- **EXERCISE DIRECTIONS**
Please give the listing again in its entirety, exactly as written.

○ ○ ○

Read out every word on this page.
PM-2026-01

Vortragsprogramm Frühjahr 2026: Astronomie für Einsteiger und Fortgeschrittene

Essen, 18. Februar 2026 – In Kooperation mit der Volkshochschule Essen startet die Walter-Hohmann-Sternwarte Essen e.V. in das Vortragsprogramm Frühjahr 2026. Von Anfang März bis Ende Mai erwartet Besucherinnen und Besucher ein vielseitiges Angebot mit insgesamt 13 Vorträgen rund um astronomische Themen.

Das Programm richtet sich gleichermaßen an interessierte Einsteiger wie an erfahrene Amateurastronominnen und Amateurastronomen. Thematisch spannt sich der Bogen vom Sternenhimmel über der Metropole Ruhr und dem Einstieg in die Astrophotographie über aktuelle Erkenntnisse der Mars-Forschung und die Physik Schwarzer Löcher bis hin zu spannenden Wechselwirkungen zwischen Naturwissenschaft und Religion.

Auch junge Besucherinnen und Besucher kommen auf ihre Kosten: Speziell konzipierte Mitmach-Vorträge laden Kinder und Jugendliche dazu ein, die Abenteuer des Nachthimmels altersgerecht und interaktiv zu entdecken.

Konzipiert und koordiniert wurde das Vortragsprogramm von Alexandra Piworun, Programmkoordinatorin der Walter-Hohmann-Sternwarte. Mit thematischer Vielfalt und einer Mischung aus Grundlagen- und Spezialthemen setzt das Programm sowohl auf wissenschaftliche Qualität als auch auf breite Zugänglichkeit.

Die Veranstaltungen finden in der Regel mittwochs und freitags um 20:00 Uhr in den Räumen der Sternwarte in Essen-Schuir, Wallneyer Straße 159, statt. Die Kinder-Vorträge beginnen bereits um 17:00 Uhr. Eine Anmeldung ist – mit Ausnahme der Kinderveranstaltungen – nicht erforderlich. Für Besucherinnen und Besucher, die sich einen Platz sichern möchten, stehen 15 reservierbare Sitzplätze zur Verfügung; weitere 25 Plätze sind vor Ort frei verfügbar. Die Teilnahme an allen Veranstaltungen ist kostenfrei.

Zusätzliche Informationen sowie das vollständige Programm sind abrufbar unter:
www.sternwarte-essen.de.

○ ○ ○

- **RESULT OF THE EXERCISE**
Read out every word on this page.
PM-2026-01

Vortragsprogramm Frühjahr 2026: Astronomie für Einsteiger und Fortgeschrittene

Essen, 18. Februar 2026 – In Kooperation mit der Volkshochschule Essen startet die Walter-Hohmann-Sternwarte Essen e.V. in das Vortragsprogramm Frühjahr 2026. Von Anfang März bis Ende Mai erwartet Besucherinnen und Besucher ein vielseitiges Angebot mit insgesamt 13 Vorträgen rund um astronomische Themen.

Das Programm richtet sich gleichermaßen an interessierte Einsteiger wie an erfahrene Amateurastronominnen und Amateurastronomen. Thematisch spannt sich der Bogen vom Sternenhimmel über der Metropole Ruhr und dem Einstieg in die Astrophotographie über aktuelle Erkenntnisse der Mars-Forschung und die Physik Schwarzer Löcher bis hin zu spannenden Wechselwirkungen zwischen Naturwissenschaft und Religion.

Auch junge Besucherinnen und Besucher kommen auf ihre Kosten: Speziell konzipierte Mitmach-Vorträge laden Kinder und Jugendliche dazu ein, die Abenteuer des Nachthimmels altersgerecht und interaktiv zu entdecken.

Konzipiert und koordiniert wurde das Vortragsprogramm von Alexandra Piworun, Programmkoordinatorin der Walter-Hohmann-Sternwarte. Mit thematischer Vielfalt und einer Mischung aus Grundlagen- und Spezialthemen setzt das Programm sowohl auf wissenschaftliche Qualität als auch auf breite Zugänglichkeit.

Die Veranstaltungen finden in der Regel mittwochs und freitags um 20:00 Uhr in den Räumen der Sternwarte in Essen-Schuir, Wallneyer Straße 159, statt. Die Kinder-Vorträge beginnen bereits um 17:00 Uhr. Eine Anmeldung ist – mit Ausnahme der Kinderveranstaltungen – nicht erforderlich. Für Besucherinnen und Besucher, die sich einen Platz sichern möchten, stehen 15 reservierbare Sitzplätze zur Verfügung; weitere 25 Plätze sind vor Ort frei verfügbar. Die Teilnahme an allen Veranstaltungen ist kostenfrei.

Zusätzliche Informationen sowie das vollständige Programm sind abrufbar unter:
www.sternwarte-essen.de.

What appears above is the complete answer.